Reproduce without changes everything from the first line of the records down to the line containing "x-tick-label: janv.-96 bbox=[188, 438, 257, 457]", with both of those lines included.
## start
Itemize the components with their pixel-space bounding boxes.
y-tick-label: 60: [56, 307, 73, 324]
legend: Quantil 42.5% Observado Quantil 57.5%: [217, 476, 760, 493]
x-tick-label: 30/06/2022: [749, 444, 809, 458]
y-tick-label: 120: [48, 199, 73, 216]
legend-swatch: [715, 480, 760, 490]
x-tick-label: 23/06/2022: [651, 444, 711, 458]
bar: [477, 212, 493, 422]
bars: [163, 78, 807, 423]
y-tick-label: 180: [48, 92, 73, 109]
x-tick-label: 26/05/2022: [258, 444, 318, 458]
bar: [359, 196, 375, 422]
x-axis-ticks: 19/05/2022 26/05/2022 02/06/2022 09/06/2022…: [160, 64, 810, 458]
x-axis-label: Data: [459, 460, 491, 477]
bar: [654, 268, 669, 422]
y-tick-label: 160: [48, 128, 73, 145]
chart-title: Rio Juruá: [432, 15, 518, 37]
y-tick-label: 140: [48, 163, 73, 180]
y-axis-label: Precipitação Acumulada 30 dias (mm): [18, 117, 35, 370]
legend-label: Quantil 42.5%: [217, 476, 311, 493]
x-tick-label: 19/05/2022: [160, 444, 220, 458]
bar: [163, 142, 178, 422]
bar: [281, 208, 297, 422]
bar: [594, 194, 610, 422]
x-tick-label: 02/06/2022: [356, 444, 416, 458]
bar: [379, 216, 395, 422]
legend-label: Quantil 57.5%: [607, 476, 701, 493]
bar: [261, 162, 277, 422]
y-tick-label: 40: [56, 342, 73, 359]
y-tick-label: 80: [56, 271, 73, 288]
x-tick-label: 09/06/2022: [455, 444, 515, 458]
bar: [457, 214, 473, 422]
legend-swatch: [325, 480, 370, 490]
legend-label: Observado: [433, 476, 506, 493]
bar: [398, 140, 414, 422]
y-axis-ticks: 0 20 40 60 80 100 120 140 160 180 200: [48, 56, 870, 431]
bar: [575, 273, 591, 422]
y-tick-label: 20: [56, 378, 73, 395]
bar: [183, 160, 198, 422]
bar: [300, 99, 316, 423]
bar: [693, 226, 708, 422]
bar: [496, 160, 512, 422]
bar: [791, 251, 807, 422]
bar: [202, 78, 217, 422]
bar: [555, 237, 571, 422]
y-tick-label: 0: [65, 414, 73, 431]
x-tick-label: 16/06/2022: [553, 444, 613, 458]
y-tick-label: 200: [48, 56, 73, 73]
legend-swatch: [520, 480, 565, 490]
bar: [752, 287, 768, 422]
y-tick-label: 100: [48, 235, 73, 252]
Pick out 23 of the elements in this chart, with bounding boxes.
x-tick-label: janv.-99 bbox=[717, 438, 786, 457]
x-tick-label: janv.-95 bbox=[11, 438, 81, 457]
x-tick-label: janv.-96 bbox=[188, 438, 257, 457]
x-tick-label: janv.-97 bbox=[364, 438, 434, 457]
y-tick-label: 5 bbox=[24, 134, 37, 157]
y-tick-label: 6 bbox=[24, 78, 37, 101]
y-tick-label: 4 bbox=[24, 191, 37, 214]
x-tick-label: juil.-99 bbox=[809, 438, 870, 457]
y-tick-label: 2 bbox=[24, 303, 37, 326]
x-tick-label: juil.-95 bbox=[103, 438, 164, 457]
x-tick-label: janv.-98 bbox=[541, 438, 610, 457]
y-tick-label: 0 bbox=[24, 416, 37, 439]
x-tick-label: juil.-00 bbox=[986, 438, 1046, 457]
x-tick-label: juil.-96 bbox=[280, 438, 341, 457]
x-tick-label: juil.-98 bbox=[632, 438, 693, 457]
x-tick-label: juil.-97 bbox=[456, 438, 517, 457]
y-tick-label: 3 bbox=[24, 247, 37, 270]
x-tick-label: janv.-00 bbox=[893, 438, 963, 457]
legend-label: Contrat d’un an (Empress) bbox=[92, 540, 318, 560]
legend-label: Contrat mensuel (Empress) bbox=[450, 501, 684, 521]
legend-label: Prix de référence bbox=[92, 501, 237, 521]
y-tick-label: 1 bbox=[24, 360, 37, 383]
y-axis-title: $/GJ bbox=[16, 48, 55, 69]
## end
§ **Completed task**:
Itemize the components with their pixel-space bounding boxes.
y-tick-label: 60: [56, 307, 73, 324]
legend: Quantil 42.5% Observado Quantil 57.5%: [217, 476, 760, 493]
x-tick-label: 30/06/2022: [749, 444, 809, 458]
y-tick-label: 120: [48, 199, 73, 216]
legend-swatch: [715, 480, 760, 490]
x-tick-label: 23/06/2022: [651, 444, 711, 458]
bar: [477, 212, 493, 422]
bars: [163, 78, 807, 423]
y-tick-label: 180: [48, 92, 73, 109]
x-tick-label: 26/05/2022: [258, 444, 318, 458]
bar: [359, 196, 375, 422]
x-axis-ticks: 19/05/2022 26/05/2022 02/06/2022 09/06/2022…: [160, 64, 810, 458]
x-axis-label: Data: [459, 460, 491, 477]
bar: [654, 268, 669, 422]
y-tick-label: 160: [48, 128, 73, 145]
chart-title: Rio Juruá: [432, 15, 518, 37]
y-tick-label: 140: [48, 163, 73, 180]
y-axis-label: Precipitação Acumulada 30 dias (mm): [18, 117, 35, 370]
legend-label: Quantil 42.5%: [217, 476, 311, 493]
x-tick-label: 19/05/2022: [160, 444, 220, 458]
bar: [163, 142, 178, 422]
bar: [281, 208, 297, 422]
bar: [594, 194, 610, 422]
x-tick-label: 02/06/2022: [356, 444, 416, 458]
bar: [379, 216, 395, 422]
legend-label: Quantil 57.5%: [607, 476, 701, 493]
bar: [261, 162, 277, 422]
y-tick-label: 40: [56, 342, 73, 359]
y-tick-label: 80: [56, 271, 73, 288]
x-tick-label: 09/06/2022: [455, 444, 515, 458]
bar: [457, 214, 473, 422]
legend-swatch: [325, 480, 370, 490]
legend-label: Observado: [433, 476, 506, 493]
bar: [398, 140, 414, 422]
y-axis-ticks: 0 20 40 60 80 100 120 140 160 180 200: [48, 56, 870, 431]
bar: [575, 273, 591, 422]
y-tick-label: 20: [56, 378, 73, 395]
bar: [183, 160, 198, 422]
bar: [300, 99, 316, 423]
bar: [693, 226, 708, 422]
bar: [496, 160, 512, 422]
bar: [791, 251, 807, 422]
bar: [202, 78, 217, 422]
bar: [555, 237, 571, 422]
y-tick-label: 0: [65, 414, 73, 431]
x-tick-label: 16/06/2022: [553, 444, 613, 458]
y-tick-label: 200: [48, 56, 73, 73]
legend-swatch: [520, 480, 565, 490]
bar: [752, 287, 768, 422]
y-tick-label: 100: [48, 235, 73, 252]
Pick out 23 of the elements in this chart, with bounding boxes.
x-tick-label: janv.-99 bbox=[717, 438, 786, 457]
x-tick-label: janv.-95 bbox=[11, 438, 81, 457]
x-tick-label: janv.-96 bbox=[188, 438, 257, 457]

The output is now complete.